What is asked ▸
Tally the lines with the word "Output" and report the number alone.

Figure contents as structured data ▸

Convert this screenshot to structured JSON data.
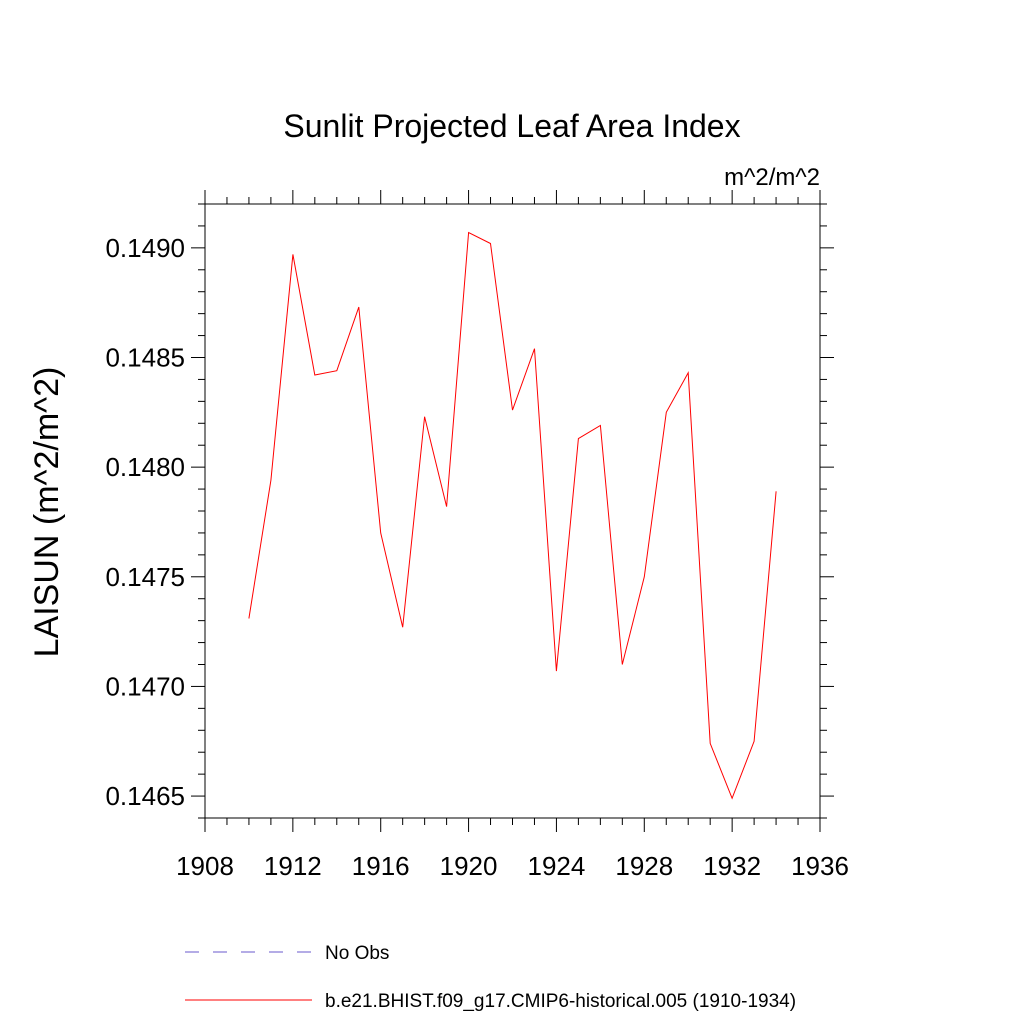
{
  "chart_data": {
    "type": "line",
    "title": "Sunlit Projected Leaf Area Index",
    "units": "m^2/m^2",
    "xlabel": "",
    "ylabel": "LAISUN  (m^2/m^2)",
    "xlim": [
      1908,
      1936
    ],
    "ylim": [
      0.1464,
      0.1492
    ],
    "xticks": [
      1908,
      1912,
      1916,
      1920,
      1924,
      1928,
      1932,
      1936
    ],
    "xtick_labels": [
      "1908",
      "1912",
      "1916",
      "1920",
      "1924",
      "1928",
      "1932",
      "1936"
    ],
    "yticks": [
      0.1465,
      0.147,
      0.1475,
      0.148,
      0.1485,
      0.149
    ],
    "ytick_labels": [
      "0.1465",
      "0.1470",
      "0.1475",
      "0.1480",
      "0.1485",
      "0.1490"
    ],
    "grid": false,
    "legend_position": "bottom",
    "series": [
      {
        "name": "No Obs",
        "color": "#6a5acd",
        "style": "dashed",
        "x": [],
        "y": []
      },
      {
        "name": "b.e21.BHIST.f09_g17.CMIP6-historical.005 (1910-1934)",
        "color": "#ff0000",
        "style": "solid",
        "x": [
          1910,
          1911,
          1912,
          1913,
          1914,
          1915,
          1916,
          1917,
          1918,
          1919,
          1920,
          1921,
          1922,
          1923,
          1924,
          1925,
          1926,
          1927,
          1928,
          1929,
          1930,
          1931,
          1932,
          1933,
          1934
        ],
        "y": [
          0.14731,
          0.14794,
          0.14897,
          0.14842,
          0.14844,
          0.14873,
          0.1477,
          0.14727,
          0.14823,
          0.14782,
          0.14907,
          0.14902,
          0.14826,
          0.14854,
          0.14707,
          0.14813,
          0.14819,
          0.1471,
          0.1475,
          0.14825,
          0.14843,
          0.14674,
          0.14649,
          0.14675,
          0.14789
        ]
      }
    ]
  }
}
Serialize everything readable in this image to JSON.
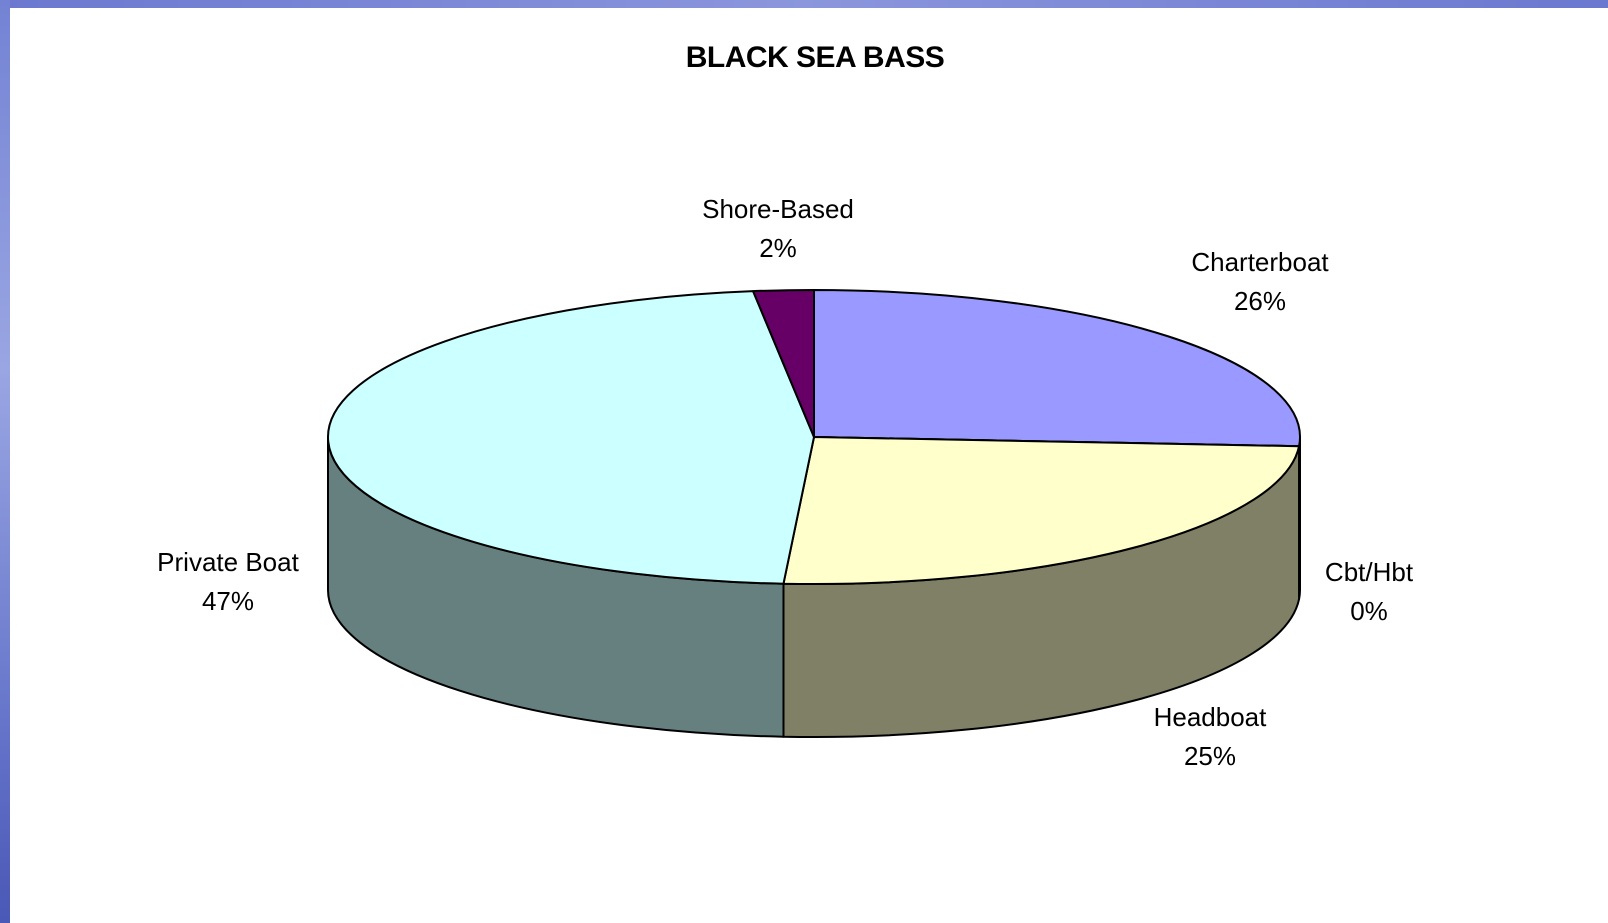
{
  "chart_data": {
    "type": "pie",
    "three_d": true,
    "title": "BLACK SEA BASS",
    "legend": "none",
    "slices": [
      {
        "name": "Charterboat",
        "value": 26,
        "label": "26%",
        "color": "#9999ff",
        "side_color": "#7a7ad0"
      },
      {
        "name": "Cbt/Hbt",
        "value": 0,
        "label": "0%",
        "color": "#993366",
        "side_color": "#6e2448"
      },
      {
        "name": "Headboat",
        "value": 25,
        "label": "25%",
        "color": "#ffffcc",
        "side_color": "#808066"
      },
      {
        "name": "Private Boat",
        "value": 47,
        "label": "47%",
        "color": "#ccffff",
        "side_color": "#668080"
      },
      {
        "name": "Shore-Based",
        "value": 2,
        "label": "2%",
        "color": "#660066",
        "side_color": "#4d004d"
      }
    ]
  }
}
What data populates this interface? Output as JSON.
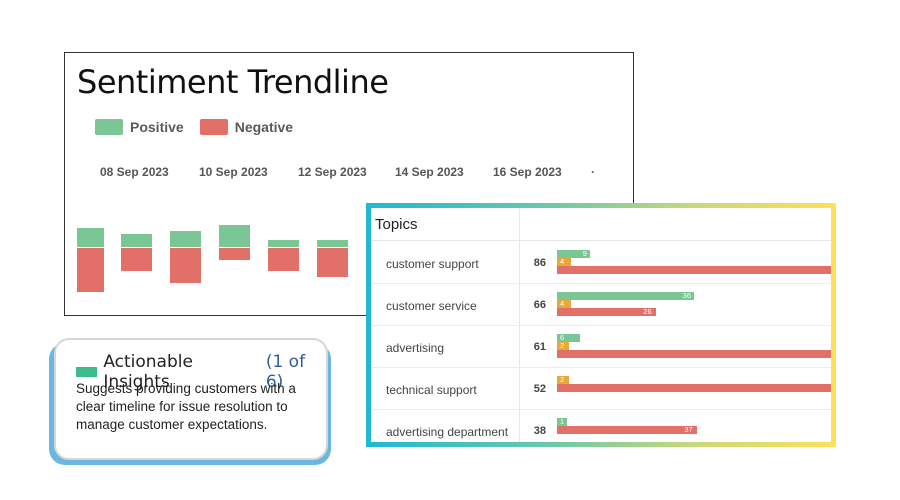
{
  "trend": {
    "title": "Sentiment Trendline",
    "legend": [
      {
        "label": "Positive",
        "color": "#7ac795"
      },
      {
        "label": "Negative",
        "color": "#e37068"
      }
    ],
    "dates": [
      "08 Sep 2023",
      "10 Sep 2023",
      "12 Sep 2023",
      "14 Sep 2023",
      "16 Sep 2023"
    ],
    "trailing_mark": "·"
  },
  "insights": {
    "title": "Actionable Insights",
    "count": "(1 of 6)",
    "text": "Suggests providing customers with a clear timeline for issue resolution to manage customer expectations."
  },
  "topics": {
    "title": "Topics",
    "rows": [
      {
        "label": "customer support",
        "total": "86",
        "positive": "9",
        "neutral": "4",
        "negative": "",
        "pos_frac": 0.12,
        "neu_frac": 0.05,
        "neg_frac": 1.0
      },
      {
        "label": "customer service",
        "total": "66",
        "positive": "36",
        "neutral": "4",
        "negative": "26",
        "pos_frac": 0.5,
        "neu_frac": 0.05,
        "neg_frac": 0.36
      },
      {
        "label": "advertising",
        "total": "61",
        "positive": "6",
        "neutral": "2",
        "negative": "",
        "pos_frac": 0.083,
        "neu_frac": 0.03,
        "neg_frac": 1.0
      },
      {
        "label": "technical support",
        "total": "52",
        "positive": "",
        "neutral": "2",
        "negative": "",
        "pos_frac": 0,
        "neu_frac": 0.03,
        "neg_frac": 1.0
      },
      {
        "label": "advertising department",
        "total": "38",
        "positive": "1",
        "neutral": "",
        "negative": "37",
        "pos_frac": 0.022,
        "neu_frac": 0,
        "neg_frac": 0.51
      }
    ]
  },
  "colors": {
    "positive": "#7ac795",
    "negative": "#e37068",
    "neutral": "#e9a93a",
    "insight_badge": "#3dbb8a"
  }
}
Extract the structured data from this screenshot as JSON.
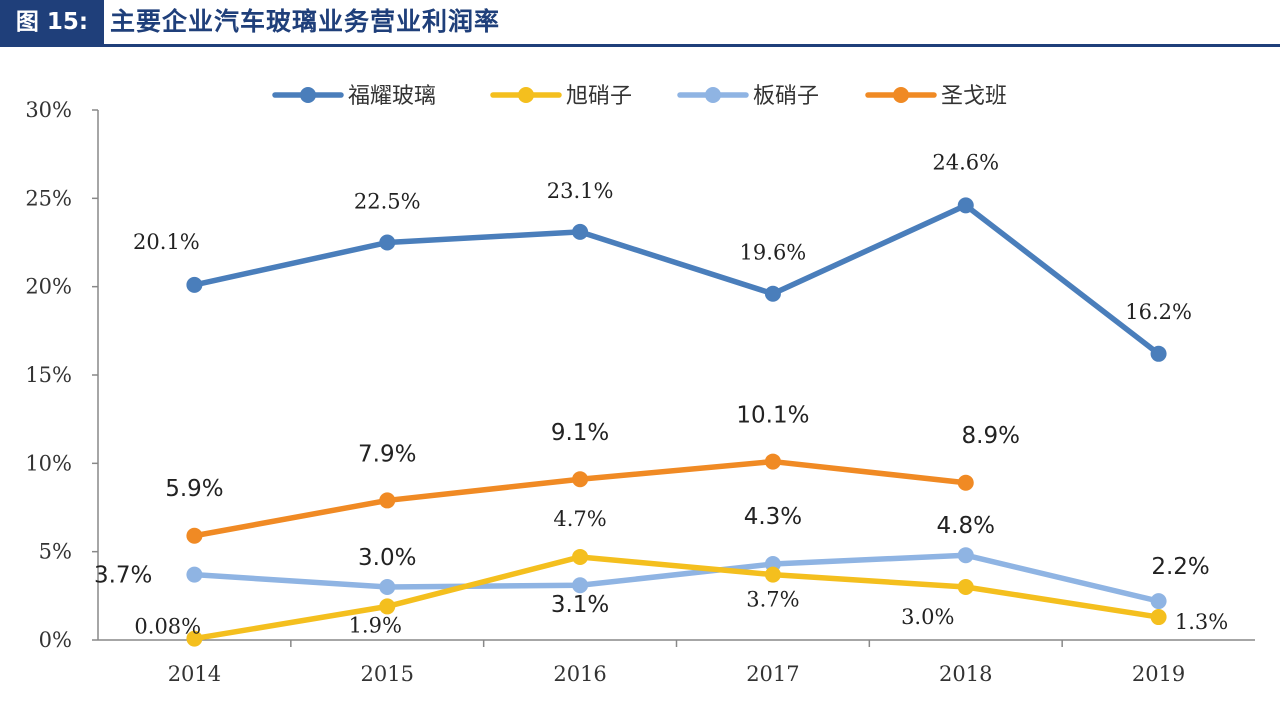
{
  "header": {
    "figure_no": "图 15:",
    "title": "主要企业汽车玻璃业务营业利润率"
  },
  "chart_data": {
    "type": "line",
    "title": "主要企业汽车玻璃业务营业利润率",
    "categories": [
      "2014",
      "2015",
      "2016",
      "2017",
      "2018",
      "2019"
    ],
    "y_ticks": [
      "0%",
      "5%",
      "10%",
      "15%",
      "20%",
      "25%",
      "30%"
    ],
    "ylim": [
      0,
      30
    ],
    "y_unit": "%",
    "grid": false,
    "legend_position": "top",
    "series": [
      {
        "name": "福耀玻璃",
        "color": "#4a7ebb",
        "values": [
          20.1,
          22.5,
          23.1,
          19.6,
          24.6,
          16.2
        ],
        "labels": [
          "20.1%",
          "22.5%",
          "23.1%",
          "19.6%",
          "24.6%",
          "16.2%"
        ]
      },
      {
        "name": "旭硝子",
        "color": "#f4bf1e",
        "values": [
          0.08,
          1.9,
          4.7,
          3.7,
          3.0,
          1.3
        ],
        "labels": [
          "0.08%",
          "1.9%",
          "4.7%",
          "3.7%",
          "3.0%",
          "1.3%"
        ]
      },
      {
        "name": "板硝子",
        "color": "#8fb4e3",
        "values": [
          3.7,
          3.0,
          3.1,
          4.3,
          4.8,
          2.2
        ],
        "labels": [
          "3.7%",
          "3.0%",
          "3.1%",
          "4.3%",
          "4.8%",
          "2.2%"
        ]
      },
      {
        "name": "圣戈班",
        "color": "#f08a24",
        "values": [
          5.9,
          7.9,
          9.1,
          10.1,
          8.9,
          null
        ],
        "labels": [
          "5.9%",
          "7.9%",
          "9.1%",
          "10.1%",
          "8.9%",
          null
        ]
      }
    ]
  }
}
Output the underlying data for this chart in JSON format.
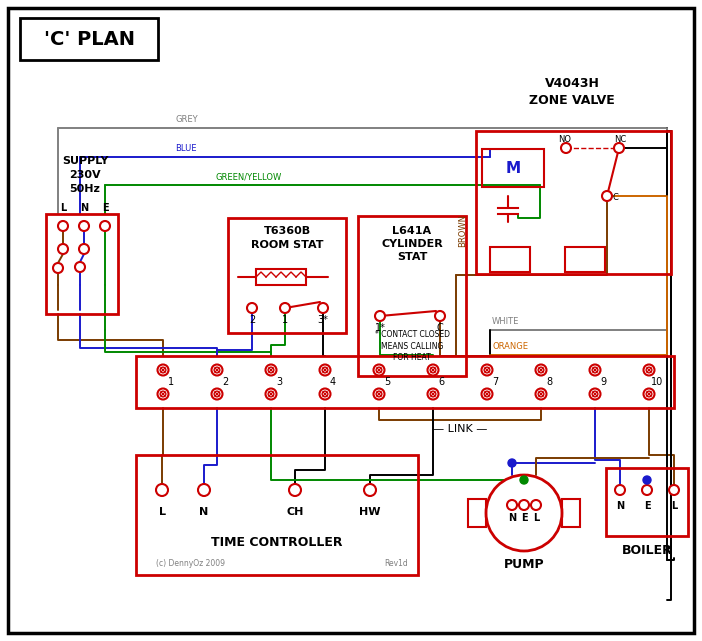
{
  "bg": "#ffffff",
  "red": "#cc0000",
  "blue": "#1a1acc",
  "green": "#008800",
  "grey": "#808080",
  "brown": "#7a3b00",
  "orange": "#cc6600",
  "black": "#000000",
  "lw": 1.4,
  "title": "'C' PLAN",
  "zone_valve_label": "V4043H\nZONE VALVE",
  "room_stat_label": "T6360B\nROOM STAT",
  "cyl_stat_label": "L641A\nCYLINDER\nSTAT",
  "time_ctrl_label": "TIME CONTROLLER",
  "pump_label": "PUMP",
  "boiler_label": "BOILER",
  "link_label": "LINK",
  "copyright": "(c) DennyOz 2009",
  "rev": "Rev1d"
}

Problem solution ▸
2